# Given exercise
Copy out verbatim, in their original order, the lines of the material from the line containing "- colorbar-label: 100: [830, 483, 857, 499]" to the line containing "- panel-title-bottom-left: Anomaly: [355, 723, 477, 753]", including both of those lines.

# Recorded information

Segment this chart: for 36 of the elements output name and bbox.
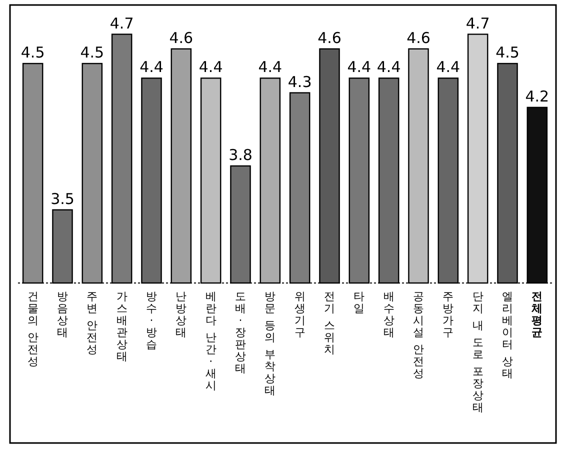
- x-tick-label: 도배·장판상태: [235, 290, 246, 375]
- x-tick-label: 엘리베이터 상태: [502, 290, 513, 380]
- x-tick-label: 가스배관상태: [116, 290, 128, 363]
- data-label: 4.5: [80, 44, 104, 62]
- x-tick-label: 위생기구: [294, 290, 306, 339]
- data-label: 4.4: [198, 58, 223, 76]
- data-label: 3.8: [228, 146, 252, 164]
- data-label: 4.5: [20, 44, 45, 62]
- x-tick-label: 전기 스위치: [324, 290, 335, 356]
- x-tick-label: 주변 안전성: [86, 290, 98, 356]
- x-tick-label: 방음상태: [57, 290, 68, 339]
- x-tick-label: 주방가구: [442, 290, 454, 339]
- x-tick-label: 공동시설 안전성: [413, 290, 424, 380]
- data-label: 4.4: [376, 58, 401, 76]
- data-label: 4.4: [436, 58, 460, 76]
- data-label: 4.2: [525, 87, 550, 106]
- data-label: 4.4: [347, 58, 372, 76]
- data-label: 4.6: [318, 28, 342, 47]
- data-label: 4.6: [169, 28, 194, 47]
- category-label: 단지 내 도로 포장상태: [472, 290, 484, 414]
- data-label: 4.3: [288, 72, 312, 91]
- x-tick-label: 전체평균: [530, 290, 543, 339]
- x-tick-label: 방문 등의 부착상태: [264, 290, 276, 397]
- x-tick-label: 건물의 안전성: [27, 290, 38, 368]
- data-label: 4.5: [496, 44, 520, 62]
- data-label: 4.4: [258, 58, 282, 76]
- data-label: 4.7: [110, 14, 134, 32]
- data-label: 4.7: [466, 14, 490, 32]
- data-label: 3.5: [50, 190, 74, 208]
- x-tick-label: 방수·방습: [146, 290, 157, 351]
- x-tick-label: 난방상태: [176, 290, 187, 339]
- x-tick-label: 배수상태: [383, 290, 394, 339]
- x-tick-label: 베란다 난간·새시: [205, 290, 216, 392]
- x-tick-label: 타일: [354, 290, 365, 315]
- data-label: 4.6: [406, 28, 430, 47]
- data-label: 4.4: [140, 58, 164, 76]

---

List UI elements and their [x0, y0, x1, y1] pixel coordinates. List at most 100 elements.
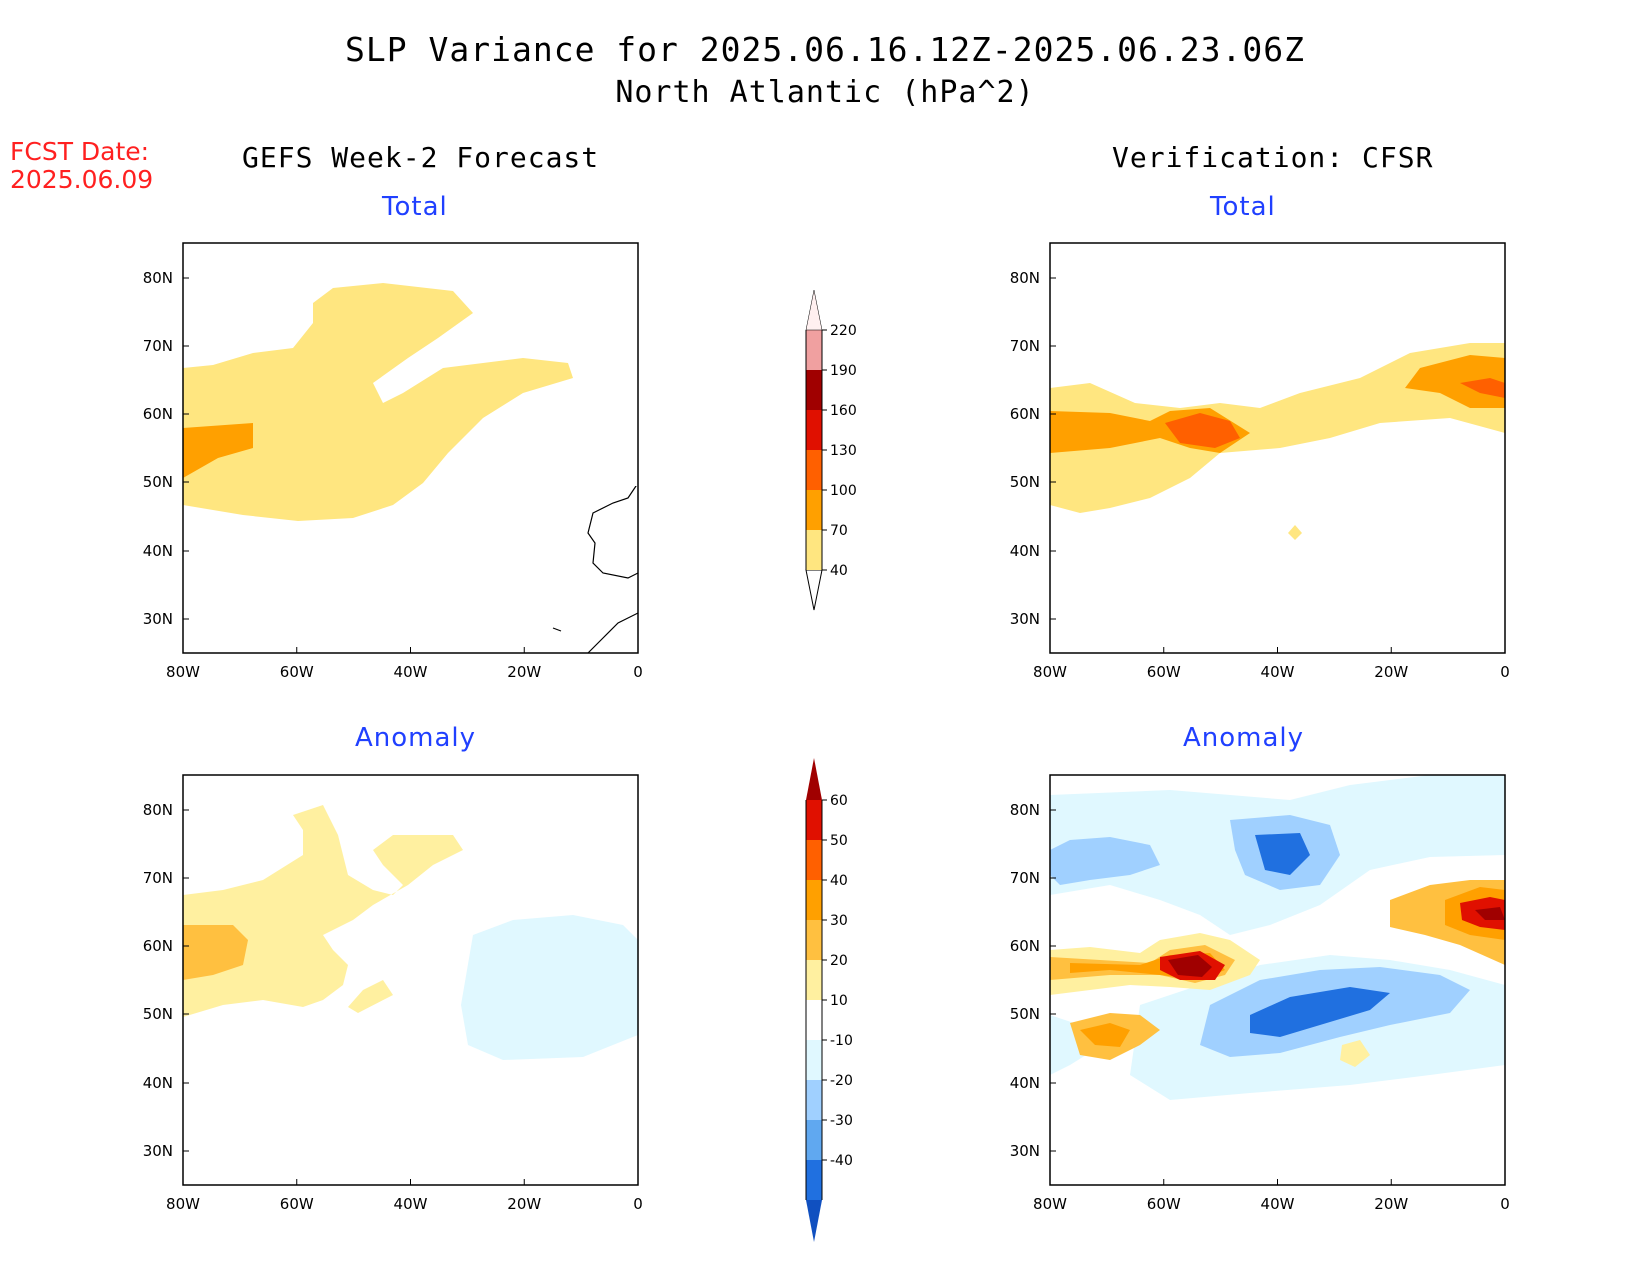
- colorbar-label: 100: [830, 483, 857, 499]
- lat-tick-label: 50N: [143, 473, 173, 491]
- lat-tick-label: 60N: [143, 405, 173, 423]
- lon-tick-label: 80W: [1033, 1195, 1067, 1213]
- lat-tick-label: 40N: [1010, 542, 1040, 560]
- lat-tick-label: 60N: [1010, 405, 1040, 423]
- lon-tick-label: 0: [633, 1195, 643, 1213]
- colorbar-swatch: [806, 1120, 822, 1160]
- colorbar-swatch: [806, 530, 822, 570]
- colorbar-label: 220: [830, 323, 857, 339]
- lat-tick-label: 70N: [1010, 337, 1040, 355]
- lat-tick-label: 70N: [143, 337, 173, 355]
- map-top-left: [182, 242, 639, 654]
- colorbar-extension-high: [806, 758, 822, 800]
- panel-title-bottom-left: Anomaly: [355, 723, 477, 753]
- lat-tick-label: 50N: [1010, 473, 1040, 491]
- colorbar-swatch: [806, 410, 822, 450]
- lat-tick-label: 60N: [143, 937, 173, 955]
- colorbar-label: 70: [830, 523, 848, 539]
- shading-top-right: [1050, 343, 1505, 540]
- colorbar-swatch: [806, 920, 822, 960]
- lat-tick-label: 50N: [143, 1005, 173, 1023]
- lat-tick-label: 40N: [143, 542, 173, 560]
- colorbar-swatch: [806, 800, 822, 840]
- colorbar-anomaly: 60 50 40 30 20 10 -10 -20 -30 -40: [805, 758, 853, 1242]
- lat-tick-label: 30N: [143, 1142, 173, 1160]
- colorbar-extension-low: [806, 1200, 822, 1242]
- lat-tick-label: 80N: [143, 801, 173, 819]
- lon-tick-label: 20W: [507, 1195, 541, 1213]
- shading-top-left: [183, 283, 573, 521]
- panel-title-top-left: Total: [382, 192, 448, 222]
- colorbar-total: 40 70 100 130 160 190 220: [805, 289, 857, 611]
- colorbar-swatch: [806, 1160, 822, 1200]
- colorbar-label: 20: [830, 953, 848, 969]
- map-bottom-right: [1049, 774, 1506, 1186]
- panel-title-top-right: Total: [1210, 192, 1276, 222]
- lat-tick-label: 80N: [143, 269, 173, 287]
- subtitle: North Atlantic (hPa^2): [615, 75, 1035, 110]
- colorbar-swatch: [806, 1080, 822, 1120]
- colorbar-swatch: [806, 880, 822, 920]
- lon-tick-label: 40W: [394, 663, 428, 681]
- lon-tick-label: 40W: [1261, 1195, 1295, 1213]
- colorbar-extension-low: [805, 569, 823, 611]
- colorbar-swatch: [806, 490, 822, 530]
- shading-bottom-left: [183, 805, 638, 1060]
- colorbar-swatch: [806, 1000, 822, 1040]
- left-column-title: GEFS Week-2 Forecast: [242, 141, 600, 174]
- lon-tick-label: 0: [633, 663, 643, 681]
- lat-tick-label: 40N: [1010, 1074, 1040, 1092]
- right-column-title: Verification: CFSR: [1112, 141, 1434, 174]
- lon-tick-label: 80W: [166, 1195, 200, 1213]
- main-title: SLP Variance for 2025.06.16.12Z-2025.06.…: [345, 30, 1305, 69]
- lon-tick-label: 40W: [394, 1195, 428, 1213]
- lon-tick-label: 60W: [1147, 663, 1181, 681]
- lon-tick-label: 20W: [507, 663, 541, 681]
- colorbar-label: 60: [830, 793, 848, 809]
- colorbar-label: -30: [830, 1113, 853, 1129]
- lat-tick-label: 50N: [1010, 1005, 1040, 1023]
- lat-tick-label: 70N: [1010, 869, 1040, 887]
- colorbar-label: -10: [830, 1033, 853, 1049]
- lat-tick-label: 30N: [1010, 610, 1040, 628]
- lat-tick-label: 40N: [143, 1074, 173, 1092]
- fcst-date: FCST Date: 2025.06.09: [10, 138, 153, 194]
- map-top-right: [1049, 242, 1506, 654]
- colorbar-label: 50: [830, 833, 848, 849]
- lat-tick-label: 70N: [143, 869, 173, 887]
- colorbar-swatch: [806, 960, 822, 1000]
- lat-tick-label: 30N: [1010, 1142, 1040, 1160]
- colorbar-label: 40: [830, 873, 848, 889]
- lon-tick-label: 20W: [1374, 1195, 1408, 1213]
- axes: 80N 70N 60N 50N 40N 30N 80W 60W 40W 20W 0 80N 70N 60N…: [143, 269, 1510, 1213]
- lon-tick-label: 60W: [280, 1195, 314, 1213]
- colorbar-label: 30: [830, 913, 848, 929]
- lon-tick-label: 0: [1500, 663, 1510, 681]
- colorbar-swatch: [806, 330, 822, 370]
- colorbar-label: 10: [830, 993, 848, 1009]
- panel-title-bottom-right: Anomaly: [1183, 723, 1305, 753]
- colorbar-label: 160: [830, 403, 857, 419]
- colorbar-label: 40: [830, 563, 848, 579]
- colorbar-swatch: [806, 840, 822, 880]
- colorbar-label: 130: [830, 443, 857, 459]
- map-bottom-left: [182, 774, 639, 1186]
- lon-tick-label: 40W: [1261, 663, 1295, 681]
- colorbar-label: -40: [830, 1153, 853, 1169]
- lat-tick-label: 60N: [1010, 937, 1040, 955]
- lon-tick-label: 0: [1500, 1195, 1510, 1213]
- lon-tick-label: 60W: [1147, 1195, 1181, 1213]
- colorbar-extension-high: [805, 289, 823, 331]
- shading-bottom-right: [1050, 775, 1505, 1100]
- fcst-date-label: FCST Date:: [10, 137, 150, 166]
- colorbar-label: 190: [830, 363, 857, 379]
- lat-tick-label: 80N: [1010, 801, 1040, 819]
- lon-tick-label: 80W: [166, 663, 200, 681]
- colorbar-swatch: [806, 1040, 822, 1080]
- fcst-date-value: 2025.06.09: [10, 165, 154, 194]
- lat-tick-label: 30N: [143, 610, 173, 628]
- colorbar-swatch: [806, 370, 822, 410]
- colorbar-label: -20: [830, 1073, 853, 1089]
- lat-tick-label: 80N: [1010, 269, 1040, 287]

==

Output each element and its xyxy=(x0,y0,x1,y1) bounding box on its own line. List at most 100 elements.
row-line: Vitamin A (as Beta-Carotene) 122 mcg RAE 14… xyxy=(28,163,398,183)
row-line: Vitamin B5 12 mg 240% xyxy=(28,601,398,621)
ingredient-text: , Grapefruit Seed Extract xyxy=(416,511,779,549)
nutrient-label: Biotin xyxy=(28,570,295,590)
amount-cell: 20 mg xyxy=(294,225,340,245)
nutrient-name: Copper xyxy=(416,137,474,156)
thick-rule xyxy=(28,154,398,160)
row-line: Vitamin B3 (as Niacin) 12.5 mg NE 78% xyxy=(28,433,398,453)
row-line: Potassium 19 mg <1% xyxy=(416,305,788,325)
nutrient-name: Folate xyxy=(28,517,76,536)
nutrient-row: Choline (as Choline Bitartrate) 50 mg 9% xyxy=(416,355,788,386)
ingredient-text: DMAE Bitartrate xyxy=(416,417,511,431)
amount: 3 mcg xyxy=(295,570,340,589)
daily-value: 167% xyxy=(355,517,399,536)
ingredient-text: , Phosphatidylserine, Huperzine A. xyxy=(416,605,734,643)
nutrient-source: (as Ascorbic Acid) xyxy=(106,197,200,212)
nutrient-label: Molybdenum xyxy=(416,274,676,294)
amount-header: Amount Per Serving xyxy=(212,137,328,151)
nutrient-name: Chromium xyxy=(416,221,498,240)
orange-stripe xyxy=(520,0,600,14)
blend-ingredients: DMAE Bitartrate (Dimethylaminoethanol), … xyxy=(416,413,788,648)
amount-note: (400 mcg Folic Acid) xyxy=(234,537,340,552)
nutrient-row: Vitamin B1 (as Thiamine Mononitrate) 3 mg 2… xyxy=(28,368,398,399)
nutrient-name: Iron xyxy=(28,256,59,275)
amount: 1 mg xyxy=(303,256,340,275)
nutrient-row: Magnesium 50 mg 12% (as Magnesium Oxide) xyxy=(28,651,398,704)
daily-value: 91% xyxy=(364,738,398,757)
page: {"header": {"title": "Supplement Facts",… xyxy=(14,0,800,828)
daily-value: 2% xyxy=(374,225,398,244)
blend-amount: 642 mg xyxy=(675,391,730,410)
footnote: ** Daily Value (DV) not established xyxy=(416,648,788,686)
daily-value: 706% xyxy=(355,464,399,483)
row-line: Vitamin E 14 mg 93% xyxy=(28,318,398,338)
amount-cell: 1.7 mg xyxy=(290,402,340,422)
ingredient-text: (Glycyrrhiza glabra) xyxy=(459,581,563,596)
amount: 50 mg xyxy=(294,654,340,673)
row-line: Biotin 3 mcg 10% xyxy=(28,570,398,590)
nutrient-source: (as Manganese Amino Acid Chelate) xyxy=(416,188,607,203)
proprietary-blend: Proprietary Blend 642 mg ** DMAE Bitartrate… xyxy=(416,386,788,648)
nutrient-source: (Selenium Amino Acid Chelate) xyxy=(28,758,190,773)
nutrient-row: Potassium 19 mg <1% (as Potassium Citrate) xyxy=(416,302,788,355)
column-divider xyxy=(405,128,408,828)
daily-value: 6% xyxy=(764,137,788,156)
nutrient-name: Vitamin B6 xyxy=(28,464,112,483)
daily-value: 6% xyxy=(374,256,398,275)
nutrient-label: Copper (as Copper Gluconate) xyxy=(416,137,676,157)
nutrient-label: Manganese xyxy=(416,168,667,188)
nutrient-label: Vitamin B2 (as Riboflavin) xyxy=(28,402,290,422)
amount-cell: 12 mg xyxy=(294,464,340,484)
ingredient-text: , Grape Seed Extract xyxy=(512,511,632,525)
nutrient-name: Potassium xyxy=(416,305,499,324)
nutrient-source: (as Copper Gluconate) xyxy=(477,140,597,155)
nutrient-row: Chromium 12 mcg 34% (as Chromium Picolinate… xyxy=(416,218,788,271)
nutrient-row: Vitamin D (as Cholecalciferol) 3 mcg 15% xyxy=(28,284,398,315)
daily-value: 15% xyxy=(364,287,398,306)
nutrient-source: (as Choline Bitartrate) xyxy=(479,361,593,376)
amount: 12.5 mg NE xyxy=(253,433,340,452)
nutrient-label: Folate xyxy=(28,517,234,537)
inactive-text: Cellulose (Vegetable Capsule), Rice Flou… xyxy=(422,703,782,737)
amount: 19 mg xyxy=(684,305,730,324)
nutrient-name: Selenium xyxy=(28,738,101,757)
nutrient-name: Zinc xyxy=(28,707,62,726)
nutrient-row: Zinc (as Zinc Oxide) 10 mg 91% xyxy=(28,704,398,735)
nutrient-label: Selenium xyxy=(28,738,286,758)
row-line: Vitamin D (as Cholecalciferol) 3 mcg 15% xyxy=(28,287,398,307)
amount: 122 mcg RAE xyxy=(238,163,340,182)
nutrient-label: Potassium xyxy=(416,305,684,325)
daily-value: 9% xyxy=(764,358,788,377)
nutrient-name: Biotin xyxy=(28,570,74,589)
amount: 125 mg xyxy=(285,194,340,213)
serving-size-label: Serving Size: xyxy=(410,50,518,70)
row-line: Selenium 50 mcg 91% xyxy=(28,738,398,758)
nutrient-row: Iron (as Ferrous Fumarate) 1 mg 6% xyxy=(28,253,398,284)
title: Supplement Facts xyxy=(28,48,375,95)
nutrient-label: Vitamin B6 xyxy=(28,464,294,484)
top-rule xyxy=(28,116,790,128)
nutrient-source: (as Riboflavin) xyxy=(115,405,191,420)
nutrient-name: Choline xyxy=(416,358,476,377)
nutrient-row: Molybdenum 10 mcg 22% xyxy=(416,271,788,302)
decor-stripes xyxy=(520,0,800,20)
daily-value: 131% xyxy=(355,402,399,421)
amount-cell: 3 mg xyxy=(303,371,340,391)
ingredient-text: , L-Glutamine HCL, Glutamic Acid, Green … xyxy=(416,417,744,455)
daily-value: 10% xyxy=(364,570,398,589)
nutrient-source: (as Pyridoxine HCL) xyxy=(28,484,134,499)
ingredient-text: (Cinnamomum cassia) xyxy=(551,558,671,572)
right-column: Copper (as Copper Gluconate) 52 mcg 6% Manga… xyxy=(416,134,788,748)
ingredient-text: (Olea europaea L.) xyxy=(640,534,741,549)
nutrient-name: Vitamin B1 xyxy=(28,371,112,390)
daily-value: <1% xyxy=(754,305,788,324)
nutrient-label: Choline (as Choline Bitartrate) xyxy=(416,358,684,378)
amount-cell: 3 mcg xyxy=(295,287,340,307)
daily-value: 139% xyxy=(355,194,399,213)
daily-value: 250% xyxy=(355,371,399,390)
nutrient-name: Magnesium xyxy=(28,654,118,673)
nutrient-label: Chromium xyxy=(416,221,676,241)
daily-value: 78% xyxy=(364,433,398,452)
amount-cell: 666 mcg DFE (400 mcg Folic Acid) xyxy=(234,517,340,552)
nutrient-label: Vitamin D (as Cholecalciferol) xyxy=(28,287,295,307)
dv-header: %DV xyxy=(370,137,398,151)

# Exercise solution
- colorbar-label: 100: [830, 483, 857, 499]
- lat-tick-label: 50N: [143, 473, 173, 491]
- lat-tick-label: 60N: [143, 405, 173, 423]
- lon-tick-label: 80W: [1033, 1195, 1067, 1213]
- lat-tick-label: 40N: [1010, 542, 1040, 560]
- lat-tick-label: 60N: [1010, 405, 1040, 423]
- lon-tick-label: 0: [633, 1195, 643, 1213]
- colorbar-swatch: [806, 1120, 822, 1160]
- colorbar-swatch: [806, 530, 822, 570]
- colorbar-label: 220: [830, 323, 857, 339]
- lat-tick-label: 70N: [1010, 337, 1040, 355]
- lat-tick-label: 70N: [143, 337, 173, 355]
- map-top-left: [182, 242, 639, 654]
- colorbar-extension-high: [806, 758, 822, 800]
- panel-title-bottom-left: Anomaly: [355, 723, 477, 753]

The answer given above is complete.